[Layout annotation data]
────────

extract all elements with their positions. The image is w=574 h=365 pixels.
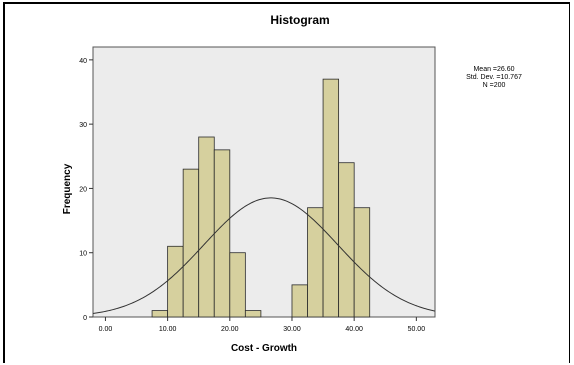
x-tick-label: 10.00 xyxy=(159,326,177,333)
y-tick-label: 0 xyxy=(83,315,87,322)
histogram-bar xyxy=(322,78,340,318)
stats-std-dev: Std. Dev. =10.767 xyxy=(466,74,522,81)
x-tick-label: 0.00 xyxy=(99,326,113,333)
y-axis-label: Frequency xyxy=(62,163,73,214)
histogram-bar xyxy=(244,310,262,318)
y-tick-label: 10 xyxy=(79,251,87,258)
y-tick-label: 40 xyxy=(79,58,87,65)
histogram-bar xyxy=(353,207,371,318)
histogram-bars xyxy=(151,78,371,318)
stats-box: Mean =26.60 Std. Dev. =10.767 N =200 xyxy=(466,66,522,89)
plot-area xyxy=(92,46,436,318)
normal-curve xyxy=(92,197,436,314)
histogram-bar xyxy=(213,149,231,318)
histogram-bar xyxy=(307,207,324,318)
histogram-bar xyxy=(167,245,184,318)
x-tick-label: 20.00 xyxy=(221,326,239,333)
x-tick-label: 50.00 xyxy=(408,326,426,333)
histogram-bar xyxy=(338,162,355,318)
stats-n: N =200 xyxy=(483,82,506,89)
histogram-bar xyxy=(229,252,246,318)
y-tick-label: 30 xyxy=(79,122,87,129)
histogram-bar xyxy=(151,310,169,318)
axes: 0 10 20 30 40 0.00 10.00 20.00 30.00 40.00 50.00 xyxy=(79,58,425,333)
x-axis-label: Cost - Growth xyxy=(231,343,297,354)
x-tick-label: 30.00 xyxy=(283,326,301,333)
x-tick-label: 40.00 xyxy=(345,326,363,333)
histogram-bar xyxy=(182,168,200,318)
chart-title: Histogram xyxy=(270,13,329,27)
y-tick-label: 20 xyxy=(79,186,87,193)
histogram-bar xyxy=(291,284,308,318)
stats-mean: Mean =26.60 xyxy=(473,66,514,73)
histogram-bar xyxy=(198,136,215,318)
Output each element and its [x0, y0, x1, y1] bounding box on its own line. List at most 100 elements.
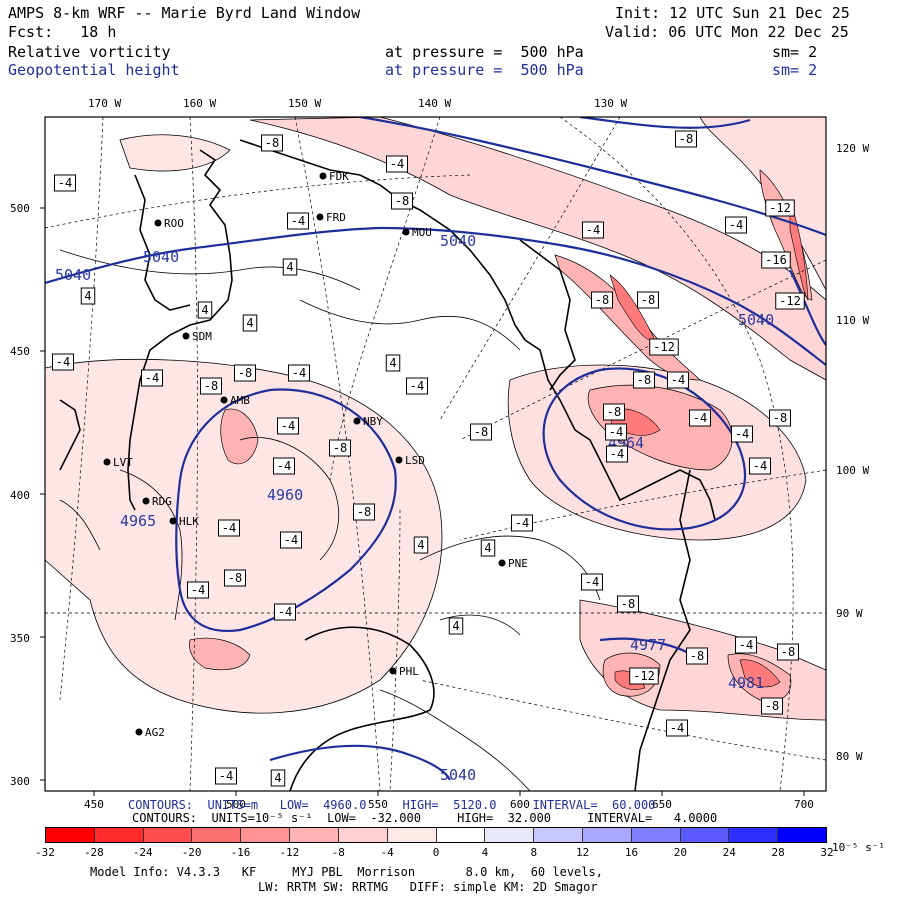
svg-text:4: 4 [84, 289, 91, 303]
svg-text:-4: -4 [292, 366, 306, 380]
vorticity-label: -8 [761, 697, 783, 715]
colorbar-swatch [94, 828, 144, 842]
svg-text:-8: -8 [204, 379, 218, 393]
station-label: AMB [230, 394, 250, 407]
vorticity-label: -4 [605, 423, 627, 441]
field1-smoothing: sm= 2 [772, 43, 818, 61]
station-label: FDK [329, 170, 349, 183]
vorticity-label: -4 [667, 371, 689, 389]
vorticity-label: -4 [287, 212, 309, 230]
svg-text:4: 4 [201, 303, 208, 317]
field2-name: Geopotential height [8, 61, 180, 79]
field2-level: at pressure = 500 hPa [385, 61, 584, 79]
colorbar-tick-label: 28 [771, 846, 785, 859]
vorticity-label: -8 [353, 503, 375, 521]
svg-text:-4: -4 [222, 521, 236, 535]
right-lon-label: 90 W [836, 607, 863, 620]
station-dot [389, 667, 397, 675]
svg-text:-4: -4 [390, 157, 404, 171]
model-physics: LW: RRTM SW: RRTMG DIFF: simple KM: 2D S… [258, 880, 598, 894]
station-label: HLK [179, 515, 199, 528]
vorticity-label: -4 [666, 719, 688, 737]
vorticity-label: -12 [649, 338, 679, 356]
svg-text:-8: -8 [641, 293, 655, 307]
vorticity-label: -4 [280, 531, 302, 549]
vorticity-label: -8 [633, 371, 655, 389]
vorticity-label: -4 [277, 417, 299, 435]
colorbar-tick-label: -8 [331, 846, 345, 859]
right-lon-label: 100 W [836, 464, 869, 477]
colorbar-tick-label: 4 [481, 846, 489, 859]
height-label: 4960 [267, 486, 303, 504]
svg-text:-4: -4 [58, 176, 72, 190]
colorbar-swatch [290, 828, 339, 842]
vorticity-label: -4 [215, 767, 237, 785]
svg-text:4: 4 [246, 316, 253, 330]
colorbar-swatch [778, 828, 826, 842]
field1-name: Relative vorticity [8, 43, 171, 61]
vorticity-label: 4 [242, 314, 258, 332]
vorticity-label: -4 [731, 425, 753, 443]
bottom-x-label: 650 [652, 798, 672, 811]
colorbar-tick-label: -20 [181, 846, 202, 859]
svg-text:-8: -8 [621, 597, 635, 611]
vorticity-label: -4 [749, 457, 771, 475]
vorticity-contour-info: CONTOURS: UNITS=10⁻⁵ s⁻¹ LOW= -32.000 HI… [132, 811, 718, 825]
vorticity-label: 4 [282, 258, 298, 276]
colorbar-tick-label: -28 [83, 846, 104, 859]
vorticity-label: -4 [689, 409, 711, 427]
axis-ticks [40, 207, 805, 796]
colorbar-swatch [729, 828, 779, 842]
vorticity-label: -8 [675, 130, 697, 148]
colorbar-swatch [485, 828, 535, 842]
vorticity-label: -8 [391, 192, 413, 210]
top-lon-label: 130 W [594, 97, 627, 110]
vorticity-label: -8 [329, 439, 351, 457]
svg-text:-8: -8 [773, 411, 787, 425]
vorticity-label: -8 [617, 595, 639, 613]
colorbar-swatch [631, 828, 681, 842]
svg-text:-12: -12 [653, 340, 675, 354]
station-label: PNE [508, 557, 528, 570]
vorticity-label: -8 [591, 291, 613, 309]
station-label: PHL [399, 665, 419, 678]
station-label: MOU [412, 226, 432, 239]
height-label: 5040 [440, 232, 476, 250]
vorticity-label: -8 [234, 364, 256, 382]
station-dot [316, 213, 324, 221]
station-label: ROO [164, 217, 184, 230]
top-lon-label: 160 W [183, 97, 216, 110]
svg-text:-8: -8 [690, 649, 704, 663]
height-label: 4977 [630, 636, 666, 654]
station-dot [395, 456, 403, 464]
svg-text:4: 4 [274, 771, 281, 785]
svg-text:-4: -4 [735, 427, 749, 441]
bottom-x-label: 450 [84, 798, 104, 811]
vorticity-label: -4 [511, 514, 533, 532]
field1-level: at pressure = 500 hPa [385, 43, 584, 61]
svg-text:-4: -4 [586, 223, 600, 237]
svg-text:-4: -4 [284, 533, 298, 547]
station-dot [154, 219, 162, 227]
colorbar-swatch [192, 828, 242, 842]
vorticity-label: -12 [765, 199, 795, 217]
vorticity-label: -4 [386, 155, 408, 173]
vorticity-label: -4 [187, 581, 209, 599]
vorticity-label: -8 [637, 291, 659, 309]
svg-text:-4: -4 [515, 516, 529, 530]
colorbar-swatch [241, 828, 291, 842]
svg-text:-4: -4 [585, 575, 599, 589]
colorbar-tick-label: 20 [673, 846, 687, 859]
svg-text:-4: -4 [281, 419, 295, 433]
station-label: RDG [152, 495, 172, 508]
left-y-label: 400 [10, 489, 30, 502]
svg-text:-8: -8 [238, 366, 252, 380]
svg-text:-4: -4 [609, 425, 623, 439]
vorticity-label: 4 [480, 539, 496, 557]
right-lon-label: 120 W [836, 142, 869, 155]
vorticity-label: -4 [273, 457, 295, 475]
vorticity-shading-strong [609, 199, 809, 690]
vorticity-label: -16 [761, 251, 791, 269]
svg-text:-8: -8 [595, 293, 609, 307]
colorbar [45, 827, 827, 843]
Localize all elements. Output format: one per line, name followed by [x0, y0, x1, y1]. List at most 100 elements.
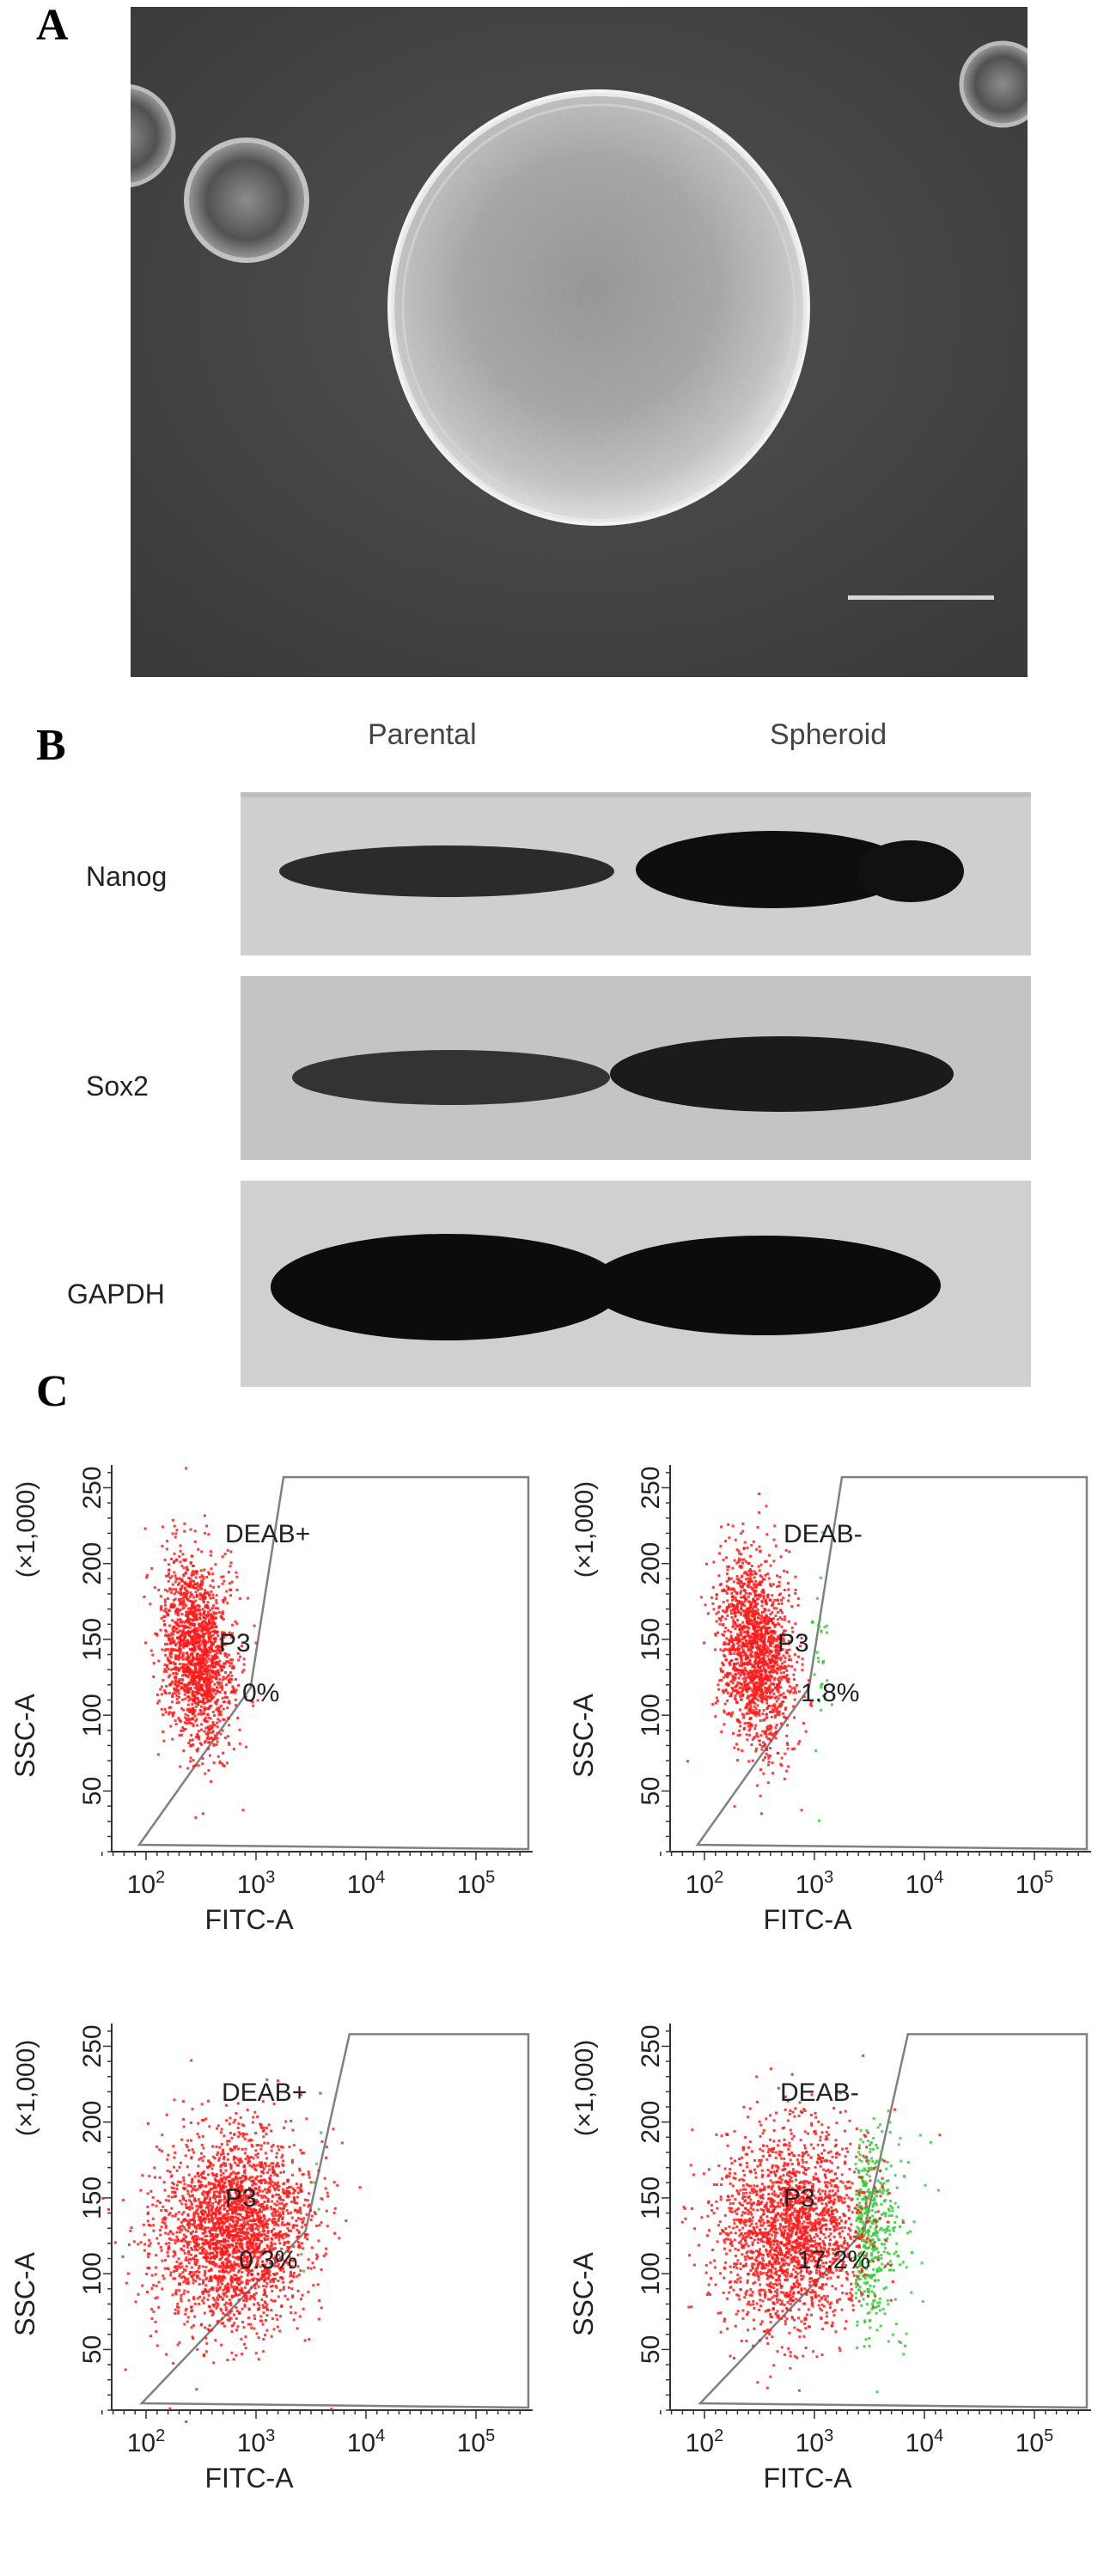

────────

**GIVEN EXERCISE**
Rewrite every line of the listing from the one containing "svg-text:4: 4 [84, 289, 91, 303]" down to the one containing "svg-text:-4: -4 [222, 521, 236, 535]", changing "station-label" to "station-code" and leaving everything else as it is. Give only those lines.

**RIGHT ANSWER**
svg-text:4: 4 [84, 289, 91, 303]
svg-text:-4: -4 [292, 366, 306, 380]
vorticity-label: -8 [761, 697, 783, 715]
colorbar-swatch [94, 828, 144, 842]
svg-text:-8: -8 [204, 379, 218, 393]
station-code: AMB [230, 394, 250, 407]
vorticity-label: -4 [605, 423, 627, 441]
field1-smoothing: sm= 2 [772, 43, 818, 61]
station-code: FDK [329, 170, 349, 183]
vorticity-label: -4 [667, 371, 689, 389]
vorticity-label: -4 [287, 212, 309, 230]
svg-text:4: 4 [201, 303, 208, 317]
field2-name: Geopotential height [8, 61, 180, 79]
field2-level: at pressure = 500 hPa [385, 61, 584, 79]
colorbar-tick-label: 28 [771, 846, 785, 859]
vorticity-label: -8 [353, 503, 375, 521]
svg-text:-4: -4 [222, 521, 236, 535]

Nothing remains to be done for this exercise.